In the entries, find all lines that hold the word "kõrgem" and copy them.

Start

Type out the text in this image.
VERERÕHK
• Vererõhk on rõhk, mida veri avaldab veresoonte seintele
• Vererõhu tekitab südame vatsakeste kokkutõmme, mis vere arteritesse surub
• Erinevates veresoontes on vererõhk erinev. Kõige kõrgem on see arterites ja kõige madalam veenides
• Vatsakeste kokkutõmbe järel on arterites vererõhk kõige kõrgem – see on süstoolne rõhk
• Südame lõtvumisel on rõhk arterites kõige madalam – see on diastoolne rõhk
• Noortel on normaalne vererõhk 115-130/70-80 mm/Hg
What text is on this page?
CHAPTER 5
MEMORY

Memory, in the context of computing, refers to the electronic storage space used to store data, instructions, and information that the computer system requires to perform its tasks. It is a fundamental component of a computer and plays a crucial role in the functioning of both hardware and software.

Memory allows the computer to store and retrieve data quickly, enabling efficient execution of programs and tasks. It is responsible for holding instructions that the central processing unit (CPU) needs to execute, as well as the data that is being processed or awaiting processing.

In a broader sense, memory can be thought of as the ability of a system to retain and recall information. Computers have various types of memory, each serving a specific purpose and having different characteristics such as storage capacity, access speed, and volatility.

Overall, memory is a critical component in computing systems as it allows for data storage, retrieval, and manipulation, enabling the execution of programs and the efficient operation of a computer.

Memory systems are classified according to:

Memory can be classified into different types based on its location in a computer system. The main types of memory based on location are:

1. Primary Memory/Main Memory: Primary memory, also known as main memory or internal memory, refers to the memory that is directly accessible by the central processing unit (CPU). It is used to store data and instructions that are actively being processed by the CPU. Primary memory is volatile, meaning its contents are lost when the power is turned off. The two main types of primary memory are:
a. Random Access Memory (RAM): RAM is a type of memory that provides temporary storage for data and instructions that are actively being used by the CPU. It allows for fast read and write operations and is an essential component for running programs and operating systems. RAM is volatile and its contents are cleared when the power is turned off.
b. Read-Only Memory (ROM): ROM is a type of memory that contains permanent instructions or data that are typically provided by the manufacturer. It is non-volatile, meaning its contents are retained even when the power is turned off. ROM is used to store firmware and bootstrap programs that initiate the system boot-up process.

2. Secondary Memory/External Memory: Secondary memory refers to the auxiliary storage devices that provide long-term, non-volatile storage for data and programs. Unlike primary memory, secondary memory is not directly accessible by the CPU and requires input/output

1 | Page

End

## FULL ANSWER
• Erinevates veresoontes on vererõhk erinev. Kõige kõrgem on see arterites ja kõige madalam veenides
• Vatsakeste kokkutõmbe järel on arterites vererõhk kõige kõrgem – see on süstoolne rõhk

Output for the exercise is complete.